----- Entries supplied -----

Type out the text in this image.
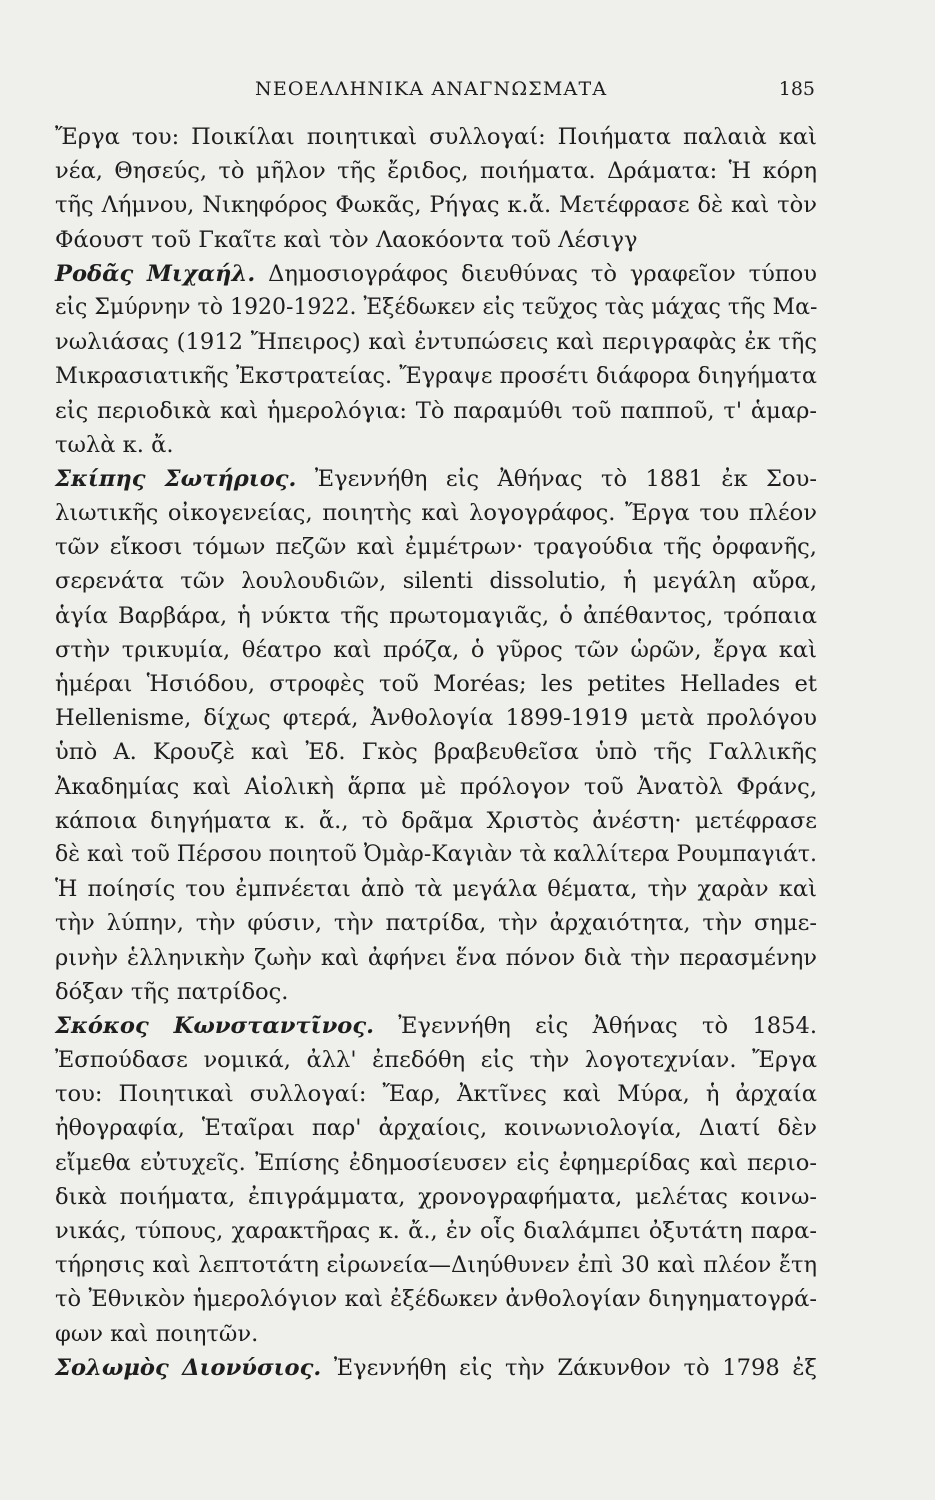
ΝΕΟΕΛΛΗΝΙΚΑ ΑΝΑΓΝΩΣΜΑΤΑ	185
Ἔργα του: Ποικίλαι ποιητικαὶ συλλογαί: Ποιήματα παλαιὰ καὶ
νέα, Θησεύς, τὸ μῆλον τῆς ἔριδος, ποιήματα. Δράματα: Ἡ κόρη
τῆς Λήμνου, Νικηφόρος Φωκᾶς, Ρήγας κ.ἄ. Μετέφρασε δὲ καὶ τὸν
Φάουστ τοῦ Γκαῖτε καὶ τὸν Λαοκόοντα τοῦ Λέσιγγ
Ροδᾶς Μιχαήλ. Δημοσιογράφος διευθύνας τὸ γραφεῖον τύπου
εἰς Σμύρνην τὸ 1920-1922. Ἐξέδωκεν εἰς τεῦχος τὰς μάχας τῆς Μα-
νωλιάσας (1912 Ἤπειρος) καὶ ἐντυπώσεις καὶ περιγραφὰς ἐκ τῆς
Μικρασιατικῆς Ἐκστρατείας. Ἔγραψε προσέτι διάφορα διηγήματα
εἰς περιοδικὰ καὶ ἡμερολόγια: Τὸ παραμύθι τοῦ παπποῦ, τ' ἁμαρ-
τωλὰ κ. ἄ.
Σκίπης Σωτήριος. Ἐγεννήθη εἰς Ἀθήνας τὸ 1881 ἐκ Σου-
λιωτικῆς οἰκογενείας, ποιητὴς καὶ λογογράφος. Ἔργα του πλέον
τῶν εἴκοσι τόμων πεζῶν καὶ ἐμμέτρων· τραγούδια τῆς ὀρφανῆς,
σερενάτα τῶν λουλουδιῶν, silenti dissolutio, ἡ μεγάλη αὔρα,
ἁγία Βαρβάρα, ἡ νύκτα τῆς πρωτομαγιᾶς, ὁ ἀπέθαντος, τρόπαια
στὴν τρικυμία, θέατρο καὶ πρόζα, ὁ γῦρος τῶν ὡρῶν, ἔργα καὶ
ἡμέραι Ἡσιόδου, στροφὲς τοῦ Moréas; les petites Hellades et
Hellenisme, δίχως φτερά, Ἀνθολογία 1899-1919 μετὰ προλόγου
ὑπὸ Α. Κρουζὲ καὶ Ἐδ. Γκὸς βραβευθεῖσα ὑπὸ τῆς Γαλλικῆς
Ἀκαδημίας καὶ Αἰολικὴ ἅρπα μὲ πρόλογον τοῦ Ἀνατὸλ Φράνς,
κάποια διηγήματα κ. ἄ., τὸ δρᾶμα Χριστὸς ἀνέστη· μετέφρασε
δὲ καὶ τοῦ Πέρσου ποιητοῦ Ὀμὰρ-Καγιὰν τὰ καλλίτερα Ρουμπαγιάτ.
Ἡ ποίησίς του ἐμπνέεται ἀπὸ τὰ μεγάλα θέματα, τὴν χαρὰν καὶ
τὴν λύπην, τὴν φύσιν, τὴν πατρίδα, τὴν ἀρχαιότητα, τὴν σημε-
ρινὴν ἑλληνικὴν ζωὴν καὶ ἀφήνει ἕνα πόνον διὰ τὴν περασμένην
δόξαν τῆς πατρίδος.
Σκόκος Κωνσταντῖνος. Ἐγεννήθη εἰς Ἀθήνας τὸ 1854.
Ἐσπούδασε νομικά, ἀλλ' ἐπεδόθη εἰς τὴν λογοτεχνίαν. Ἔργα
του: Ποιητικαὶ συλλογαί: Ἔαρ, Ἀκτῖνες καὶ Μύρα, ἡ ἀρχαία
ἠθογραφία, Ἑταῖραι παρ' ἀρχαίοις, κοινωνιολογία, Διατί δὲν
εἴμεθα εὐτυχεῖς. Ἐπίσης ἐδημοσίευσεν εἰς ἐφημερίδας καὶ περιο-
δικὰ ποιήματα, ἐπιγράμματα, χρονογραφήματα, μελέτας κοινω-
νικάς, τύπους, χαρακτῆρας κ. ἄ., ἐν οἷς διαλάμπει ὀξυτάτη παρα-
τήρησις καὶ λεπτοτάτη εἰρωνεία—Διηύθυνεν ἐπὶ 30 καὶ πλέον ἔτη
τὸ Ἐθνικὸν ἡμερολόγιον καὶ ἐξέδωκεν ἀνθολογίαν διηγηματογρά-
φων καὶ ποιητῶν.
Σολωμὸς Διονύσιος. Ἐγεννήθη εἰς τὴν Ζάκυνθον τὸ 1798 ἐξ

-----

Exercise requirements:
Set the listing down in full and exactly. Pictures within it should not appear in the copy.

Written answer:
Type out the text in this image.
ΝΕΟΕΛΛΗΝΙΚΑ ΑΝΑΓΝΩΣΜΑΤΑ	185
Ἔργα του: Ποικίλαι ποιητικαὶ συλλογαί: Ποιήματα παλαιὰ καὶ
νέα, Θησεύς, τὸ μῆλον τῆς ἔριδος, ποιήματα. Δράματα: Ἡ κόρη
τῆς Λήμνου, Νικηφόρος Φωκᾶς, Ρήγας κ.ἄ. Μετέφρασε δὲ καὶ τὸν
Φάουστ τοῦ Γκαῖτε καὶ τὸν Λαοκόοντα τοῦ Λέσιγγ
Ροδᾶς Μιχαήλ. Δημοσιογράφος διευθύνας τὸ γραφεῖον τύπου
εἰς Σμύρνην τὸ 1920-1922. Ἐξέδωκεν εἰς τεῦχος τὰς μάχας τῆς Μα-
νωλιάσας (1912 Ἤπειρος) καὶ ἐντυπώσεις καὶ περιγραφὰς ἐκ τῆς
Μικρασιατικῆς Ἐκστρατείας. Ἔγραψε προσέτι διάφορα διηγήματα
εἰς περιοδικὰ καὶ ἡμερολόγια: Τὸ παραμύθι τοῦ παπποῦ, τ' ἁμαρ-
τωλὰ κ. ἄ.
Σκίπης Σωτήριος. Ἐγεννήθη εἰς Ἀθήνας τὸ 1881 ἐκ Σου-
λιωτικῆς οἰκογενείας, ποιητὴς καὶ λογογράφος. Ἔργα του πλέον
τῶν εἴκοσι τόμων πεζῶν καὶ ἐμμέτρων· τραγούδια τῆς ὀρφανῆς,
σερενάτα τῶν λουλουδιῶν, silenti dissolutio, ἡ μεγάλη αὔρα,
ἁγία Βαρβάρα, ἡ νύκτα τῆς πρωτομαγιᾶς, ὁ ἀπέθαντος, τρόπαια
στὴν τρικυμία, θέατρο καὶ πρόζα, ὁ γῦρος τῶν ὡρῶν, ἔργα καὶ
ἡμέραι Ἡσιόδου, στροφὲς τοῦ Moréas; les petites Hellades et
Hellenisme, δίχως φτερά, Ἀνθολογία 1899-1919 μετὰ προλόγου
ὑπὸ Α. Κρουζὲ καὶ Ἐδ. Γκὸς βραβευθεῖσα ὑπὸ τῆς Γαλλικῆς
Ἀκαδημίας καὶ Αἰολικὴ ἅρπα μὲ πρόλογον τοῦ Ἀνατὸλ Φράνς,
κάποια διηγήματα κ. ἄ., τὸ δρᾶμα Χριστὸς ἀνέστη· μετέφρασε
δὲ καὶ τοῦ Πέρσου ποιητοῦ Ὀμὰρ-Καγιὰν τὰ καλλίτερα Ρουμπαγιάτ.
Ἡ ποίησίς του ἐμπνέεται ἀπὸ τὰ μεγάλα θέματα, τὴν χαρὰν καὶ
τὴν λύπην, τὴν φύσιν, τὴν πατρίδα, τὴν ἀρχαιότητα, τὴν σημε-
ρινὴν ἑλληνικὴν ζωὴν καὶ ἀφήνει ἕνα πόνον διὰ τὴν περασμένην
δόξαν τῆς πατρίδος.
Σκόκος Κωνσταντῖνος. Ἐγεννήθη εἰς Ἀθήνας τὸ 1854.
Ἐσπούδασε νομικά, ἀλλ' ἐπεδόθη εἰς τὴν λογοτεχνίαν. Ἔργα
του: Ποιητικαὶ συλλογαί: Ἔαρ, Ἀκτῖνες καὶ Μύρα, ἡ ἀρχαία
ἠθογραφία, Ἑταῖραι παρ' ἀρχαίοις, κοινωνιολογία, Διατί δὲν
εἴμεθα εὐτυχεῖς. Ἐπίσης ἐδημοσίευσεν εἰς ἐφημερίδας καὶ περιο-
δικὰ ποιήματα, ἐπιγράμματα, χρονογραφήματα, μελέτας κοινω-
νικάς, τύπους, χαρακτῆρας κ. ἄ., ἐν οἷς διαλάμπει ὀξυτάτη παρα-
τήρησις καὶ λεπτοτάτη εἰρωνεία—Διηύθυνεν ἐπὶ 30 καὶ πλέον ἔτη
τὸ Ἐθνικὸν ἡμερολόγιον καὶ ἐξέδωκεν ἀνθολογίαν διηγηματογρά-
φων καὶ ποιητῶν.
Σολωμὸς Διονύσιος. Ἐγεννήθη εἰς τὴν Ζάκυνθον τὸ 1798 ἐξ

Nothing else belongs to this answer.